■ Exercise task ■
Retype, character for character, the stretch of rows from the start through the line containing "- ratio-y-tick-label: 0.00: [67, 1030, 116, 1058]", both ends included.

Layout annotation rows:

--- START ---

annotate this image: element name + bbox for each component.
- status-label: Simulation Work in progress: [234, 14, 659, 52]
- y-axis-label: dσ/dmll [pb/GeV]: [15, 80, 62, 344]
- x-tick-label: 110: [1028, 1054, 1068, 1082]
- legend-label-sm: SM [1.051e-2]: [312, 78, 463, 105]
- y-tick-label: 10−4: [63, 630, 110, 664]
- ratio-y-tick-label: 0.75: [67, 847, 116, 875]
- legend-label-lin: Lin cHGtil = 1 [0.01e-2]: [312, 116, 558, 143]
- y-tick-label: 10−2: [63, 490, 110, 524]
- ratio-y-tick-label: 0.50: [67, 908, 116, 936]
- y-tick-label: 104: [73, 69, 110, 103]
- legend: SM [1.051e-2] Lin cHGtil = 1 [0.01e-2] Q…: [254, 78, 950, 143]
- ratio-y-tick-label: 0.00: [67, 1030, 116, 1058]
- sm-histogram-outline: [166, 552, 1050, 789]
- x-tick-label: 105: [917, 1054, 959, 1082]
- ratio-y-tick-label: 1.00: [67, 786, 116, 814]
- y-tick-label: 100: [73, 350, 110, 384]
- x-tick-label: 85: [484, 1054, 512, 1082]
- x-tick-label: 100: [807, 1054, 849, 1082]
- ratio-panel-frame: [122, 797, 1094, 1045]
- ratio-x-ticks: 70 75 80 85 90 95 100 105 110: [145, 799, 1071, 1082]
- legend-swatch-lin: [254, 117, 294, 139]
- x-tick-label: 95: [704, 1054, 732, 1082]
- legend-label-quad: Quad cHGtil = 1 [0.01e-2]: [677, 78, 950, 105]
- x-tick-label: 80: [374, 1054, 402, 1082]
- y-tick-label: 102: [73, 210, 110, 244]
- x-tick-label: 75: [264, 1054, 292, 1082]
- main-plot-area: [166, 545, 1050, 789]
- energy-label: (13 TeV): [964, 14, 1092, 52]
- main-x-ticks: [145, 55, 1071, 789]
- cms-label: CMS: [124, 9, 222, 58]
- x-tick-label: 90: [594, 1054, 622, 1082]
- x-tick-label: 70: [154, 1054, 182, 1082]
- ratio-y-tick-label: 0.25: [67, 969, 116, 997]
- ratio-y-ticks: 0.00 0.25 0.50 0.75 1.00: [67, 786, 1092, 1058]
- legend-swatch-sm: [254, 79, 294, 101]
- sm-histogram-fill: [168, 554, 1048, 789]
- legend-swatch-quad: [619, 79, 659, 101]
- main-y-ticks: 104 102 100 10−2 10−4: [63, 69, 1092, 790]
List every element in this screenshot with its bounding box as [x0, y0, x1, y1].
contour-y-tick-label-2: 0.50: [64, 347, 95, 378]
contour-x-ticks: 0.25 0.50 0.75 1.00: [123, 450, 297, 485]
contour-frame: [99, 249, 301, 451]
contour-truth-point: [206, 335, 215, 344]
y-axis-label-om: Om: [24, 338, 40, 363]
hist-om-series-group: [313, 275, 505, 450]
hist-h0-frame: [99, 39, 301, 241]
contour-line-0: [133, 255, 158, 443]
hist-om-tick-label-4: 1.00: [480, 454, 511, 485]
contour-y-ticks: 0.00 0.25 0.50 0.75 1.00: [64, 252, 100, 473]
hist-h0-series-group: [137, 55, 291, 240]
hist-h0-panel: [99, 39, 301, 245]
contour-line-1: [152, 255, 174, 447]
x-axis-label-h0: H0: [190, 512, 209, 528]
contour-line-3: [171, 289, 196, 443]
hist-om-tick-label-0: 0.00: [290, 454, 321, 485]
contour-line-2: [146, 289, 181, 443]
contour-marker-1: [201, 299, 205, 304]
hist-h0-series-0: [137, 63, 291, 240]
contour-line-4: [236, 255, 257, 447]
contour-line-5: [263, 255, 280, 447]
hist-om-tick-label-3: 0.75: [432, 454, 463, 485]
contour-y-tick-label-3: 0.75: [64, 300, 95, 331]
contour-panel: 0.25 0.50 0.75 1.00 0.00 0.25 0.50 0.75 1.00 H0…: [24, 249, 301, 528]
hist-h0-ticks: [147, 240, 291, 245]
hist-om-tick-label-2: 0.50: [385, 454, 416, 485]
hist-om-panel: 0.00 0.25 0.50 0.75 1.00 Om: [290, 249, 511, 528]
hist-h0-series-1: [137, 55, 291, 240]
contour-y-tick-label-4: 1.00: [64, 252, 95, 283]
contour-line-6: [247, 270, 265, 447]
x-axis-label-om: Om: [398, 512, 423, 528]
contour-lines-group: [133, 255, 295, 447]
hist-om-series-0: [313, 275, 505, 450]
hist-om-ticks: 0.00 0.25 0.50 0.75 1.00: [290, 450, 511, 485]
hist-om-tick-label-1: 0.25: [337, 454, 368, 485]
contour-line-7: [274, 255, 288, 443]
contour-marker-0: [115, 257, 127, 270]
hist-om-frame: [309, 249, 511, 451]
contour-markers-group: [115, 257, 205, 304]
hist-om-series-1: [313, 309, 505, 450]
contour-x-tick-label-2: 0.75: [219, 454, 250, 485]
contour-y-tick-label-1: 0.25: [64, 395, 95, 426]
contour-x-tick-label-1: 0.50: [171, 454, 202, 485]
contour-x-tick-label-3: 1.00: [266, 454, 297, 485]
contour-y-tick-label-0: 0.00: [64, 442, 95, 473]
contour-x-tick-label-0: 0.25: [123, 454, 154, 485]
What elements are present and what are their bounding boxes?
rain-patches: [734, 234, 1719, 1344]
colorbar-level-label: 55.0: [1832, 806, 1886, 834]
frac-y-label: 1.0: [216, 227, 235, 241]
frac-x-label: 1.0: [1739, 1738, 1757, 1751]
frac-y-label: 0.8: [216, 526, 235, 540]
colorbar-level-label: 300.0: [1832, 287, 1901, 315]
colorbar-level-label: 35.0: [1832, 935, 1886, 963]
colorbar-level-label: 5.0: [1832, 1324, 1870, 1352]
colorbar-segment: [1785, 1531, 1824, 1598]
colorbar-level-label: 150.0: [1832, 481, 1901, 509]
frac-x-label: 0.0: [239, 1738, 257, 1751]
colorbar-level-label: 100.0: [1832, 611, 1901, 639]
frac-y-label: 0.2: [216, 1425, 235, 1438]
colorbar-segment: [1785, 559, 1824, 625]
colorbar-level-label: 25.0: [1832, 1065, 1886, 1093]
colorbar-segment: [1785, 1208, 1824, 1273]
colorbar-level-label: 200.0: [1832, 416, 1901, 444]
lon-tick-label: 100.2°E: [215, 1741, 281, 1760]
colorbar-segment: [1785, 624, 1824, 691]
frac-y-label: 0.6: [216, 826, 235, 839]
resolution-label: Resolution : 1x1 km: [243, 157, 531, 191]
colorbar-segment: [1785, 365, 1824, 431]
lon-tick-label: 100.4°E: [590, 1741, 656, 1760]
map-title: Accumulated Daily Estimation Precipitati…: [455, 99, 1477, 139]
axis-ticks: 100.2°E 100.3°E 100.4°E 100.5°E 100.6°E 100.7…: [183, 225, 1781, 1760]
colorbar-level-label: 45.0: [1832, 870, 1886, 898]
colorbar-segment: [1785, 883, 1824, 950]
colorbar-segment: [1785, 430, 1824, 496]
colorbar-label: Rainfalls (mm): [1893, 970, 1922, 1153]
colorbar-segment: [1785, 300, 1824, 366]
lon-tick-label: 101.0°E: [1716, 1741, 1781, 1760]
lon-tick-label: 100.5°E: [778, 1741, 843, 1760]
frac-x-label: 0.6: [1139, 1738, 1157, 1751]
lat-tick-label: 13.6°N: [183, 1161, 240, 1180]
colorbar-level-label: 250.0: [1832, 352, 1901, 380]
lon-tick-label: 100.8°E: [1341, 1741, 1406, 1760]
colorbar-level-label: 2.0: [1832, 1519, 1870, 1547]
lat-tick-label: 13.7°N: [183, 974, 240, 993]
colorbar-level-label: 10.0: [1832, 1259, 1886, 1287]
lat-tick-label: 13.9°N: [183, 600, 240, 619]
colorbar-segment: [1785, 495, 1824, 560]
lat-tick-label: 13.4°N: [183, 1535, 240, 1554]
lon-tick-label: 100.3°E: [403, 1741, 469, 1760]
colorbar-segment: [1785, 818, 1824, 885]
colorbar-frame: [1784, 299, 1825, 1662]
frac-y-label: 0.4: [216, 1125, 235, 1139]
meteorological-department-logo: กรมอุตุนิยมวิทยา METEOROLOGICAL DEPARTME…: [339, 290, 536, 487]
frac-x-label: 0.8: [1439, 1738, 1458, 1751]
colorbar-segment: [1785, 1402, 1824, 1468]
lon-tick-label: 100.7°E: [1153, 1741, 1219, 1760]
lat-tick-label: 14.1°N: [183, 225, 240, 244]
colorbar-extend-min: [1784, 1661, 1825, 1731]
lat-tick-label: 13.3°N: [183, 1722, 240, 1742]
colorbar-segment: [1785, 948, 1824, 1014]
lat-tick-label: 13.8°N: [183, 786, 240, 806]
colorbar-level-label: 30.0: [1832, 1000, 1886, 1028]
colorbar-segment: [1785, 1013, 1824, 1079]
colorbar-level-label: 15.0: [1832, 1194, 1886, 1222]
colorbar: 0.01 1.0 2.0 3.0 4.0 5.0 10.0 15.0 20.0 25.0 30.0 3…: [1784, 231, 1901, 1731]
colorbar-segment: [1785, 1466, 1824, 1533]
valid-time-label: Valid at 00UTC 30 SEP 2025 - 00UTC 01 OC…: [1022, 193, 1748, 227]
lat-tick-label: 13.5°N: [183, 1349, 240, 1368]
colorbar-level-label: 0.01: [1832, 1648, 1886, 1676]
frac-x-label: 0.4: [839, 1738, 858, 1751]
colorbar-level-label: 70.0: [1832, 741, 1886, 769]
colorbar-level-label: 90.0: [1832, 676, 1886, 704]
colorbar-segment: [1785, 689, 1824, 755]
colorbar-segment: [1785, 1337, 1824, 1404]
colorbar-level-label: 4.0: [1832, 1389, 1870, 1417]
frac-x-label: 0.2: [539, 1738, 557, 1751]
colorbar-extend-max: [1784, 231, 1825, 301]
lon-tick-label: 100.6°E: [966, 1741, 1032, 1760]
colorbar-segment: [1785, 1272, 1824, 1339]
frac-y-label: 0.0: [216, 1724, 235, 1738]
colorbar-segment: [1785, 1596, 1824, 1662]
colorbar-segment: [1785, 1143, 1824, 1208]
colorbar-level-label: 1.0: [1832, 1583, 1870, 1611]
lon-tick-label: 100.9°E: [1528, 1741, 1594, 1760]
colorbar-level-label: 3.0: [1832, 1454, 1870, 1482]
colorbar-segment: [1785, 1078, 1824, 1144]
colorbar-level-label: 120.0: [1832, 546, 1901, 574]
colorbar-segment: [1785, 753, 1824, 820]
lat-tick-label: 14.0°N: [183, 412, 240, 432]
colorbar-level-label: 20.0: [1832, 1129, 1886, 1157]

--- END ---

■ Right answer ■
annotate this image: element name + bbox for each component.
- status-label: Simulation Work in progress: [234, 14, 659, 52]
- y-axis-label: dσ/dmll [pb/GeV]: [15, 80, 62, 344]
- x-tick-label: 110: [1028, 1054, 1068, 1082]
- legend-label-sm: SM [1.051e-2]: [312, 78, 463, 105]
- y-tick-label: 10−4: [63, 630, 110, 664]
- ratio-y-tick-label: 0.75: [67, 847, 116, 875]
- legend-label-lin: Lin cHGtil = 1 [0.01e-2]: [312, 116, 558, 143]
- y-tick-label: 10−2: [63, 490, 110, 524]
- ratio-y-tick-label: 0.50: [67, 908, 116, 936]
- y-tick-label: 104: [73, 69, 110, 103]
- legend: SM [1.051e-2] Lin cHGtil = 1 [0.01e-2] Q…: [254, 78, 950, 143]
- ratio-y-tick-label: 0.00: [67, 1030, 116, 1058]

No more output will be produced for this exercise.